EXERCISE 1 —
In the Canton RFQ text, which API does the thin Express layer sit on top of?
EXERCISE 2 —
In the Canton RFQ text, substitute "blurred blocks" for "redaction bars" and give the passage starting at "A single-file React" and ending at "of a trade.".
EXERCISE 3 —
Pick up the Canton RFQ text after its final sentence and write what comes next.

SOURCE EXTRACT —
Why the choreography matters:
Allocation_ExecuteTransferrequires the authority of executor, sender, and receiver. A flatactAs: [a, b, c]submission does not propagate that authority through a nested interface exercise. The propose/accept flow gathers each party's signature onto a single jointly-signed contract whose choice then carries all the authority required for the atomic transfer.
A thin Express layer over the Canton JSON Ledger API v2. It does not hold keys to user assets and is non-custodial by design. Selected endpoints:
| Method | Endpoint | Purpose |
|---|---|---|
| POST | /api/mode |
Toggle operator / signed (trust-no-operator) mode |
| POST | /api/rfqs |
Create an RFQ |
| POST | /api/rfqs/:cid/invite |
Invite a dealer |
| POST | /api/invitations/:cid/quote |
Submit a private quote |
| GET | /api/quotes?role=... |
Role-scoped quote view (proves P1: dealers see only their own) |
| POST | /api/quotes/:cid/accept |
Lock cash, create settlement instruction |
| POST | /api/settlements/:cid/settle |
Custom atomic DvP swap (P2) |
| POST | /api/award |
One-call custom atomic settlement |
| POST | /api/dvp/award |
One-call CIP-56 allocation-based atomic settlement (P5) |
| GET | /api/holdings?role=... |
Holdings / balances per party |
Key helpers: cleanupRfq (archives an RFQ and its quotes/invitations after settlement), pollNewCid (handles asynchronous signed-mode commits), and partyIdFor / roleOfParty (operator- vs. external-party identity mapping).
A single-file React terminal (loaded via CDN — no build step) that renders all four party views side by side so the privacy asymmetry is visible: the requester sees every quote, each dealer sees only its own (rival quotes show as redaction bars), and a public observer sees nothing. A settlement overlay animates the atomic swap as the climax of a trade.

Document understanding data
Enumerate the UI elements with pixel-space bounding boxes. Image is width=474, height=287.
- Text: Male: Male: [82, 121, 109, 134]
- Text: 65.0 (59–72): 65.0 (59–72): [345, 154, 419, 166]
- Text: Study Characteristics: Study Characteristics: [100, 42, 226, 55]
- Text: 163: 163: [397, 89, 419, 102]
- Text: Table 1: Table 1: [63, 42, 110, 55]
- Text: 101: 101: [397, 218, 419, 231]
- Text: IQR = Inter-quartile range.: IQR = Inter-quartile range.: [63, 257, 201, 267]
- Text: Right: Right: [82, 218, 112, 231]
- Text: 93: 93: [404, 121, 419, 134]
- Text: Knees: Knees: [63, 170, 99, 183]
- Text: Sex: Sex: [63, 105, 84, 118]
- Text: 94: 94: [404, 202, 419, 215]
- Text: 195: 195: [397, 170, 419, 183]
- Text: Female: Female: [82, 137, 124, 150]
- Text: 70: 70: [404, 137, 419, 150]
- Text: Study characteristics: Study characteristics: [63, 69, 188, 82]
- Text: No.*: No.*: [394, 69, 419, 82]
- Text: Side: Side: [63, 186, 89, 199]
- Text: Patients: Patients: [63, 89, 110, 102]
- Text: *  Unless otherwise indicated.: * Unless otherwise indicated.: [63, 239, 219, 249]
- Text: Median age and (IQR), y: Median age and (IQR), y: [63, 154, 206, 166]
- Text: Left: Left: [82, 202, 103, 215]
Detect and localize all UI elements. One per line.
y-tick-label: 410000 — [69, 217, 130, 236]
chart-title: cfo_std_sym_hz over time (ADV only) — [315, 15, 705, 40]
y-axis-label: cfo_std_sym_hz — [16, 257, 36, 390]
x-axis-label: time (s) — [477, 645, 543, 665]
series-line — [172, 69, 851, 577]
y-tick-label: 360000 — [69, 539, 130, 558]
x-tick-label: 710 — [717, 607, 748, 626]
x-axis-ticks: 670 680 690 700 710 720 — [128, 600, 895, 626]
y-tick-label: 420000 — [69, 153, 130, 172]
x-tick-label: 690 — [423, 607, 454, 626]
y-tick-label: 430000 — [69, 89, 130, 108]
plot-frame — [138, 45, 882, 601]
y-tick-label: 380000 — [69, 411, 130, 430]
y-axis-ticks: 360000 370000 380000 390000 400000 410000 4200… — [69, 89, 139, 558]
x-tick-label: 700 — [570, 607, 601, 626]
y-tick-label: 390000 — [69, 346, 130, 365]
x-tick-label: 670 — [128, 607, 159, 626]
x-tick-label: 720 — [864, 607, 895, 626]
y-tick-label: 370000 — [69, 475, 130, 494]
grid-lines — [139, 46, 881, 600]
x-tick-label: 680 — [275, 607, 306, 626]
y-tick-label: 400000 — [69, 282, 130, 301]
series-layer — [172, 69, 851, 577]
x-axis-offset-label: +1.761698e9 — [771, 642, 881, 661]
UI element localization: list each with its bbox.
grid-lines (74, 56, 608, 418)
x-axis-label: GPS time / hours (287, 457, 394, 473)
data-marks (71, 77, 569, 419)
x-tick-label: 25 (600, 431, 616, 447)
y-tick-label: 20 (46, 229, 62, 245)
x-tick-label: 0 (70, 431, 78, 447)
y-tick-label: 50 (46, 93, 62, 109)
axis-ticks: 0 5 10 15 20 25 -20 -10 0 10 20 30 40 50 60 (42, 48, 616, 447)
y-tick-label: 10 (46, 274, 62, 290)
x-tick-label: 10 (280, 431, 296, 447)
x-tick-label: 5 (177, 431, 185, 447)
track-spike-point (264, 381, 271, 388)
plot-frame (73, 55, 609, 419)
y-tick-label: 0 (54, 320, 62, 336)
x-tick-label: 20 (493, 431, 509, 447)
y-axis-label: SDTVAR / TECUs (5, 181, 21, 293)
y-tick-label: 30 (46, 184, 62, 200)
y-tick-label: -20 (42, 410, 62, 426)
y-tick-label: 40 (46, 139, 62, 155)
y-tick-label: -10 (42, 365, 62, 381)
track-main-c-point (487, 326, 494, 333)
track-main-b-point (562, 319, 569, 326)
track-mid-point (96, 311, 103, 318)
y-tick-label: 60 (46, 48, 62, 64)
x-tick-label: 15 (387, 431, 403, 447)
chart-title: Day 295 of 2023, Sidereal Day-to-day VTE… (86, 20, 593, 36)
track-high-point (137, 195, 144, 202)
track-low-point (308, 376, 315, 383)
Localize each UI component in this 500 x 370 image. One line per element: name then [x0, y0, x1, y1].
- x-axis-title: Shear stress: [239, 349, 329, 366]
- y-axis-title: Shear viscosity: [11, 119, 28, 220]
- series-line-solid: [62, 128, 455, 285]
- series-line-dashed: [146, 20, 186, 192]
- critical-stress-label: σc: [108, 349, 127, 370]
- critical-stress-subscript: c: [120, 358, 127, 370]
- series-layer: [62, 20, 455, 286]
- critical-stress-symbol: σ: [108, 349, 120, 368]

RESULT 1 —
The Canton JSON Ledger API v2.

RESULT 2 —
A single-file React terminal (loaded via CDN — no build step) that renders all four party views side by side so the privacy asymmetry is visible: the requester sees every quote, each dealer sees only its own (rival quotes show as blurred blocks), and a public observer sees nothing. A settlement overlay animates the atomic swap as the climax of a trade.

RESULT 3 —
- Node.js v20+
- Daml SDK 3.4.11
- Access credentials for a Canton DevNet validator (ledger-API scope)
Create backend/.env (never commit this):
AUTH_URL=https://auth.sandbox.fivenorth.io/application/o/token/
CLIENT_ID=validator-devnet-m2m
CLIENT_SECRET=your_secret_here
AUDIENCE=validator-devnet-m2m
SCOPE=daml_ledger_api
LEDGER_API=https://ledger-api.validator.devnet.sandbox.fivenorth.io
SYNCHRONIZER_ID=global-domain::1220...
REQUESTER=Requester::1220...
DEALER1=Dealer1::1220...
DEALER2=Dealer2::1220...
export PATH="$HOME/.daml/bin:$PATH"
daml build
cd backend
npm install
node server.js
- Landing page: http://localhost:4000/
- Trading terminal: http://localhost:4000/app
- Health check: http://localhost:4000/health
Umbra demonstrates the full private-RFQ-to-atomic-settlement lifecycle end to end on live DevNet. For the hackathon, holdings are minted as test stand-ins for what would be bank-issued tokenized cash and registry-issued tokenized securities in production — the atomic settlement logic is identical either way. The focus is the hard part: private quoting and standards-compliant atomic DvP, both proven live.
- Settle against parties' standing balances. Today each settlement is funded per-trade; the next step binds settlement to persistent balances. Atomic change-return and underfunded-trade rejection are already proven — this extends them to standing balances.
- Real issuer parties for tokenized cash and tokenized securities, replacing minted stand-ins with registry-issued assets.
- Full multi-party external-signer execution via a dedicated executor party.
- Loop Wallet / Canton Coin onboarding for end-to-end self-custody UX.
- Configurable dealer panels and persistent settlement history.